WHAT YOU SHOULD DO – Reproduce the records below exactly as they appear, omitting any pictures they contain.
* begin SUPPLIED DATA *
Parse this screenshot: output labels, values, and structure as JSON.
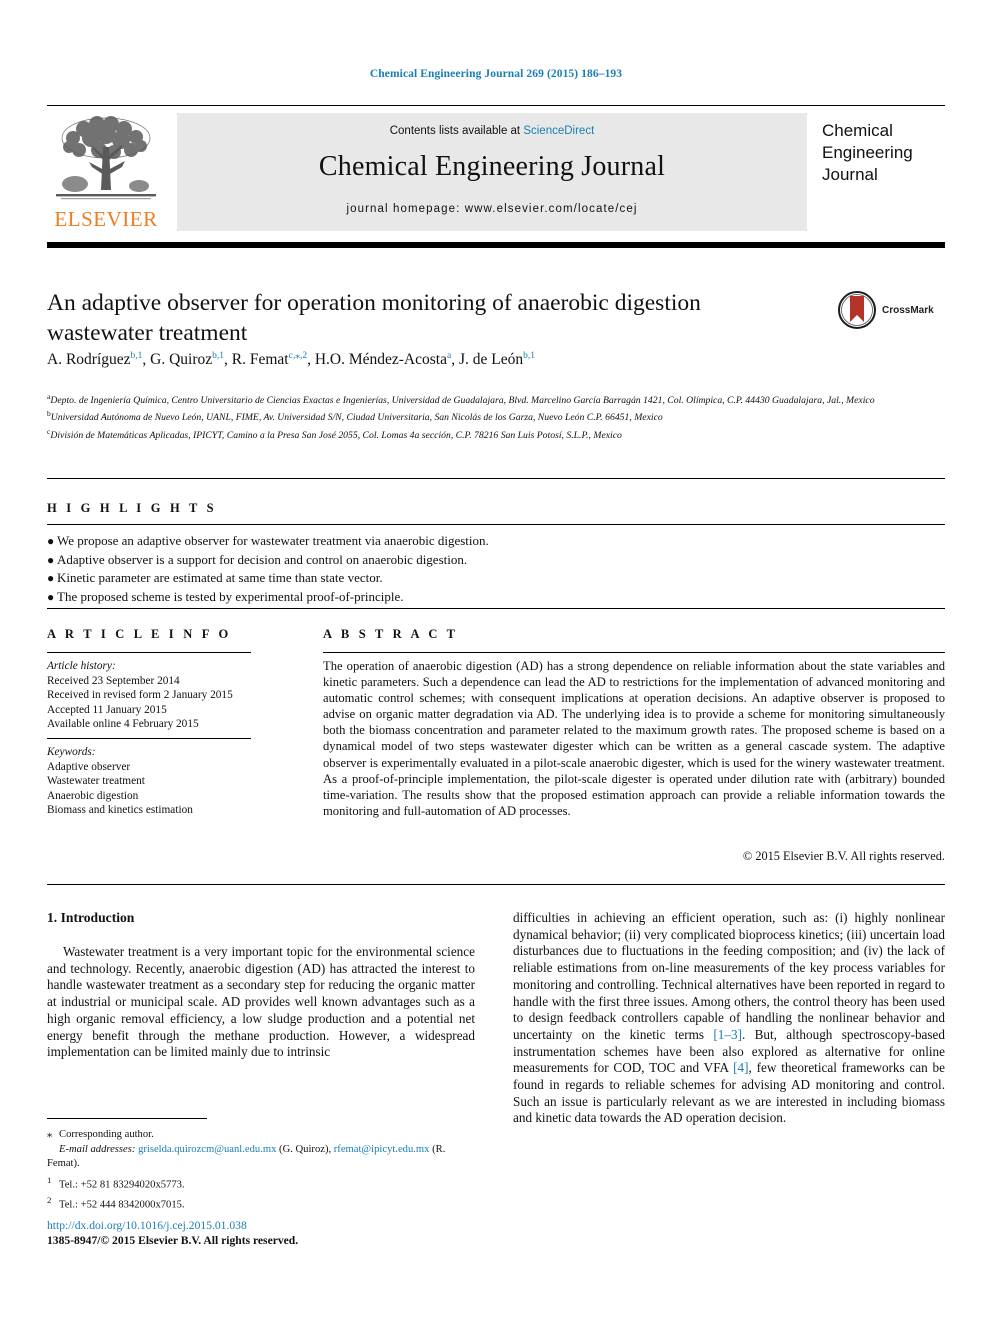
{
  "running_head": "Chemical Engineering Journal 269 (2015) 186–193",
  "masthead": {
    "contents_prefix": "Contents lists available at ",
    "sciencedirect": "ScienceDirect",
    "journal_title": "Chemical Engineering Journal",
    "homepage": "journal homepage: www.elsevier.com/locate/cej",
    "publisher": "ELSEVIER",
    "right_title_lines": [
      "Chemical",
      "Engineering",
      "Journal"
    ]
  },
  "article": {
    "title": "An adaptive observer for operation monitoring of anaerobic digestion wastewater treatment",
    "crossmark_label": "CrossMark",
    "authors": [
      {
        "name": "A. Rodríguez",
        "marks": "b,1"
      },
      {
        "name": "G. Quiroz",
        "marks": "b,1"
      },
      {
        "name": "R. Femat",
        "marks": "c,⁎,2"
      },
      {
        "name": "H.O. Méndez-Acosta",
        "marks": "a"
      },
      {
        "name": "J. de León",
        "marks": "b,1"
      }
    ],
    "affiliations": [
      {
        "mark": "a",
        "text": "Depto. de Ingeniería Química, Centro Universitario de Ciencias Exactas e Ingenierías, Universidad de Guadalajara, Blvd. Marcelino García Barragán 1421, Col. Olímpica, C.P. 44430 Guadalajara, Jal., Mexico"
      },
      {
        "mark": "b",
        "text": "Universidad Autónoma de Nuevo León, UANL, FIME, Av. Universidad S/N, Ciudad Universitaria, San Nicolás de los Garza, Nuevo León C.P. 66451, Mexico"
      },
      {
        "mark": "c",
        "text": "División de Matemáticas Aplicadas, IPICYT, Camino a la Presa San José 2055, Col. Lomas 4a sección, C.P. 78216 San Luis Potosí, S.L.P., Mexico"
      }
    ]
  },
  "highlights": {
    "heading": "H I G H L I G H T S",
    "items": [
      "We propose an adaptive observer for wastewater treatment via anaerobic digestion.",
      "Adaptive observer is a support for decision and control on anaerobic digestion.",
      "Kinetic parameter are estimated at same time than state vector.",
      "The proposed scheme is tested by experimental proof-of-principle."
    ]
  },
  "article_info": {
    "heading": "A R T I C L E    I N F O",
    "history_label": "Article history:",
    "history": [
      "Received 23 September 2014",
      "Received in revised form 2 January 2015",
      "Accepted 11 January 2015",
      "Available online 4 February 2015"
    ],
    "keywords_label": "Keywords:",
    "keywords": [
      "Adaptive observer",
      "Wastewater treatment",
      "Anaerobic digestion",
      "Biomass and kinetics estimation"
    ]
  },
  "abstract": {
    "heading": "A B S T R A C T",
    "text": "The operation of anaerobic digestion (AD) has a strong dependence on reliable information about the state variables and kinetic parameters. Such a dependence can lead the AD to restrictions for the implementation of advanced monitoring and automatic control schemes; with consequent implications at operation decisions. An adaptive observer is proposed to advise on organic matter degradation via AD. The underlying idea is to provide a scheme for monitoring simultaneously both the biomass concentration and parameter related to the maximum growth rates. The proposed scheme is based on a dynamical model of two steps wastewater digester which can be written as a general cascade system. The adaptive observer is experimentally evaluated in a pilot-scale anaerobic digester, which is used for the winery wastewater treatment. As a proof-of-principle implementation, the pilot-scale digester is operated under dilution rate with (arbitrary) bounded time-variation. The results show that the proposed estimation approach can provide a reliable information towards the monitoring and full-automation of AD processes.",
    "copyright": "© 2015 Elsevier B.V. All rights reserved."
  },
  "body": {
    "section_number_title": "1. Introduction",
    "left_paragraph": "Wastewater treatment is a very important topic for the environmental science and technology. Recently, anaerobic digestion (AD) has attracted the interest to handle wastewater treatment as a secondary step for reducing the organic matter at industrial or municipal scale. AD provides well known advantages such as a high organic removal efficiency, a low sludge production and a potential net energy benefit through the methane production. However, a widespread implementation can be limited mainly due to intrinsic",
    "right_part_1": "difficulties in achieving an efficient operation, such as: (i) highly nonlinear dynamical behavior; (ii) very complicated bioprocess kinetics; (iii) uncertain load disturbances due to fluctuations in the feeding composition; and (iv) the lack of reliable estimations from on-line measurements of the key process variables for monitoring and controlling. Technical alternatives have been reported in regard to handle with the first three issues. Among others, the control theory has been used to design feedback controllers capable of handling the nonlinear behavior and uncertainty on the kinetic terms ",
    "ref_1": "[1–3]",
    "right_part_2": ". But, although spectroscopy-based instrumentation schemes have been also explored as alternative for online measurements for COD, TOC and VFA ",
    "ref_2": "[4]",
    "right_part_3": ", few theoretical frameworks can be found in regards to reliable schemes for advising AD monitoring and control. Such an issue is particularly relevant as we are interested in including biomass and kinetic data towards the AD operation decision."
  },
  "footnotes": {
    "corresponding": "Corresponding author.",
    "email_label": "E-mail addresses:",
    "email_1": "griselda.quirozcm@uanl.edu.mx",
    "email_1_owner": "(G. Quiroz),",
    "email_2": "rfemat@ipicyt.edu.mx",
    "email_2_owner": "(R. Femat).",
    "tel_1_mark": "1",
    "tel_1": "Tel.: +52 81 83294020x5773.",
    "tel_2_mark": "2",
    "tel_2": "Tel.: +52 444 8342000x7015.",
    "doi": "http://dx.doi.org/10.1016/j.cej.2015.01.038",
    "issn": "1385-8947/© 2015 Elsevier B.V. All rights reserved."
  },
  "colors": {
    "link": "#1a7eb5",
    "elsevier_orange": "#ef7d22",
    "masthead_gray": "#e8e8e8",
    "crossmark_red": "#b5342a"
  }
}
* end SUPPLIED DATA *
EXERCISE OUTPUT –
Parse this screenshot: output labels, values, and structure as JSON.
{
  "running_head": "Chemical Engineering Journal 269 (2015) 186–193",
  "masthead": {
    "contents_prefix": "Contents lists available at ",
    "sciencedirect": "ScienceDirect",
    "journal_title": "Chemical Engineering Journal",
    "homepage": "journal homepage: www.elsevier.com/locate/cej",
    "publisher": "ELSEVIER",
    "right_title_lines": [
      "Chemical",
      "Engineering",
      "Journal"
    ]
  },
  "article": {
    "title": "An adaptive observer for operation monitoring of anaerobic digestion wastewater treatment",
    "crossmark_label": "CrossMark",
    "authors": [
      {
        "name": "A. Rodríguez",
        "marks": "b,1"
      },
      {
        "name": "G. Quiroz",
        "marks": "b,1"
      },
      {
        "name": "R. Femat",
        "marks": "c,⁎,2"
      },
      {
        "name": "H.O. Méndez-Acosta",
        "marks": "a"
      },
      {
        "name": "J. de León",
        "marks": "b,1"
      }
    ],
    "affiliations": [
      {
        "mark": "a",
        "text": "Depto. de Ingeniería Química, Centro Universitario de Ciencias Exactas e Ingenierías, Universidad de Guadalajara, Blvd. Marcelino García Barragán 1421, Col. Olímpica, C.P. 44430 Guadalajara, Jal., Mexico"
      },
      {
        "mark": "b",
        "text": "Universidad Autónoma de Nuevo León, UANL, FIME, Av. Universidad S/N, Ciudad Universitaria, San Nicolás de los Garza, Nuevo León C.P. 66451, Mexico"
      },
      {
        "mark": "c",
        "text": "División de Matemáticas Aplicadas, IPICYT, Camino a la Presa San José 2055, Col. Lomas 4a sección, C.P. 78216 San Luis Potosí, S.L.P., Mexico"
      }
    ]
  },
  "highlights": {
    "heading": "H I G H L I G H T S",
    "items": [
      "We propose an adaptive observer for wastewater treatment via anaerobic digestion.",
      "Adaptive observer is a support for decision and control on anaerobic digestion.",
      "Kinetic parameter are estimated at same time than state vector.",
      "The proposed scheme is tested by experimental proof-of-principle."
    ]
  },
  "article_info": {
    "heading": "A R T I C L E    I N F O",
    "history_label": "Article history:",
    "history": [
      "Received 23 September 2014",
      "Received in revised form 2 January 2015",
      "Accepted 11 January 2015",
      "Available online 4 February 2015"
    ],
    "keywords_label": "Keywords:",
    "keywords": [
      "Adaptive observer",
      "Wastewater treatment",
      "Anaerobic digestion",
      "Biomass and kinetics estimation"
    ]
  },
  "abstract": {
    "heading": "A B S T R A C T",
    "text": "The operation of anaerobic digestion (AD) has a strong dependence on reliable information about the state variables and kinetic parameters. Such a dependence can lead the AD to restrictions for the implementation of advanced monitoring and automatic control schemes; with consequent implications at operation decisions. An adaptive observer is proposed to advise on organic matter degradation via AD. The underlying idea is to provide a scheme for monitoring simultaneously both the biomass concentration and parameter related to the maximum growth rates. The proposed scheme is based on a dynamical model of two steps wastewater digester which can be written as a general cascade system. The adaptive observer is experimentally evaluated in a pilot-scale anaerobic digester, which is used for the winery wastewater treatment. As a proof-of-principle implementation, the pilot-scale digester is operated under dilution rate with (arbitrary) bounded time-variation. The results show that the proposed estimation approach can provide a reliable information towards the monitoring and full-automation of AD processes.",
    "copyright": "© 2015 Elsevier B.V. All rights reserved."
  },
  "body": {
    "section_number_title": "1. Introduction",
    "left_paragraph": "Wastewater treatment is a very important topic for the environmental science and technology. Recently, anaerobic digestion (AD) has attracted the interest to handle wastewater treatment as a secondary step for reducing the organic matter at industrial or municipal scale. AD provides well known advantages such as a high organic removal efficiency, a low sludge production and a potential net energy benefit through the methane production. However, a widespread implementation can be limited mainly due to intrinsic",
    "right_part_1": "difficulties in achieving an efficient operation, such as: (i) highly nonlinear dynamical behavior; (ii) very complicated bioprocess kinetics; (iii) uncertain load disturbances due to fluctuations in the feeding composition; and (iv) the lack of reliable estimations from on-line measurements of the key process variables for monitoring and controlling. Technical alternatives have been reported in regard to handle with the first three issues. Among others, the control theory has been used to design feedback controllers capable of handling the nonlinear behavior and uncertainty on the kinetic terms ",
    "ref_1": "[1–3]",
    "right_part_2": ". But, although spectroscopy-based instrumentation schemes have been also explored as alternative for online measurements for COD, TOC and VFA ",
    "ref_2": "[4]",
    "right_part_3": ", few theoretical frameworks can be found in regards to reliable schemes for advising AD monitoring and control. Such an issue is particularly relevant as we are interested in including biomass and kinetic data towards the AD operation decision."
  },
  "footnotes": {
    "corresponding": "Corresponding author.",
    "email_label": "E-mail addresses:",
    "email_1": "griselda.quirozcm@uanl.edu.mx",
    "email_1_owner": "(G. Quiroz),",
    "email_2": "rfemat@ipicyt.edu.mx",
    "email_2_owner": "(R. Femat).",
    "tel_1_mark": "1",
    "tel_1": "Tel.: +52 81 83294020x5773.",
    "tel_2_mark": "2",
    "tel_2": "Tel.: +52 444 8342000x7015.",
    "doi": "http://dx.doi.org/10.1016/j.cej.2015.01.038",
    "issn": "1385-8947/© 2015 Elsevier B.V. All rights reserved."
  },
  "colors": {
    "link": "#1a7eb5",
    "elsevier_orange": "#ef7d22",
    "masthead_gray": "#e8e8e8",
    "crossmark_red": "#b5342a"
  }
}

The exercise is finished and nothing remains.